Search the records for "CHOCO" and copy each line that holds it.

Given information ::
● ● ●
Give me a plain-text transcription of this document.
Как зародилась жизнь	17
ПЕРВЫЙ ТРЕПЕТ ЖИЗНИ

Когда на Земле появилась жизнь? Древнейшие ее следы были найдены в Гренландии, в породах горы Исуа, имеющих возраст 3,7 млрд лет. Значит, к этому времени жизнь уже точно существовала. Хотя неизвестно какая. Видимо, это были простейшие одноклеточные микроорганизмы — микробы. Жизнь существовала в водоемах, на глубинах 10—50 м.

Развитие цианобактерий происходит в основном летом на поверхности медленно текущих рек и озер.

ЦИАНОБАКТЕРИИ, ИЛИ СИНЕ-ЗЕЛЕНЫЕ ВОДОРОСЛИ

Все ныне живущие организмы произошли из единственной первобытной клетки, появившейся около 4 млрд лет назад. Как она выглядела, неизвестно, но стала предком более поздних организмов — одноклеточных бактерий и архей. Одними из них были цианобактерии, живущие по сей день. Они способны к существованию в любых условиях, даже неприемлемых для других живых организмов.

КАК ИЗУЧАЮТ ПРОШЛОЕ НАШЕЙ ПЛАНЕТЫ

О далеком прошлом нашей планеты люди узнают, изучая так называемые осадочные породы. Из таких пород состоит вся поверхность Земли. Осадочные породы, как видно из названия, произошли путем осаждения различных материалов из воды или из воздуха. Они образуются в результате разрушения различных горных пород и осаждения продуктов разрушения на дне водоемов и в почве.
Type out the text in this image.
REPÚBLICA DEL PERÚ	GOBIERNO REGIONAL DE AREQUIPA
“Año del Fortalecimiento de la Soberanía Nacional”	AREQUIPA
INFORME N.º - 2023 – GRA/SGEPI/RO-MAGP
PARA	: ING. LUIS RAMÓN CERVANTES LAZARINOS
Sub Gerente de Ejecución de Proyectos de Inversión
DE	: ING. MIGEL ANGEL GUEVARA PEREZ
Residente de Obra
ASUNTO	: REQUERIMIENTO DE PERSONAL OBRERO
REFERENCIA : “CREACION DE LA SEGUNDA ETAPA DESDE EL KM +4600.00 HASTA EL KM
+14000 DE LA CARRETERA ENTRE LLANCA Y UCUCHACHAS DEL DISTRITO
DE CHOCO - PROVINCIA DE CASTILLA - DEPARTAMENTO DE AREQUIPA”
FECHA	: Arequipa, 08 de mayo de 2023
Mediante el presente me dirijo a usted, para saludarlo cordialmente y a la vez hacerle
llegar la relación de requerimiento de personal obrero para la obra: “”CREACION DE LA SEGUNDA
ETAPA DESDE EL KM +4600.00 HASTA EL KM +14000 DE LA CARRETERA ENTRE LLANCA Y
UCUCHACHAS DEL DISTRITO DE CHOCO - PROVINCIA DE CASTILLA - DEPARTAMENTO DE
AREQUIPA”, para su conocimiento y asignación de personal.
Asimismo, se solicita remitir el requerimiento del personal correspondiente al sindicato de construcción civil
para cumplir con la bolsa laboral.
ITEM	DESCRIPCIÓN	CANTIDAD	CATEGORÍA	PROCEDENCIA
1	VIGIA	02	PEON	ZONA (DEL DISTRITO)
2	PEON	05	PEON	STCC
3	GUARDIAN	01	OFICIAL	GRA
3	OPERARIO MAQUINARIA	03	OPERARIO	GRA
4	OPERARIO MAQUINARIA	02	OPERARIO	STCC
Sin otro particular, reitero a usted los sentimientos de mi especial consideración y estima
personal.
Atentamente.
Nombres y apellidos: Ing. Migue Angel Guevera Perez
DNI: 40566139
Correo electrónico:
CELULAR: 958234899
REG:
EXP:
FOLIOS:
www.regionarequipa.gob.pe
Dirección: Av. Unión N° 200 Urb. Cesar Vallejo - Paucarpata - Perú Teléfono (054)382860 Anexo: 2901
● ● ●
The answer ::
DE CHOCO - PROVINCIA DE CASTILLA - DEPARTAMENTO DE AREQUIPA”
UCUCHACHAS DEL DISTRITO DE CHOCO - PROVINCIA DE CASTILLA - DEPARTAMENTO DE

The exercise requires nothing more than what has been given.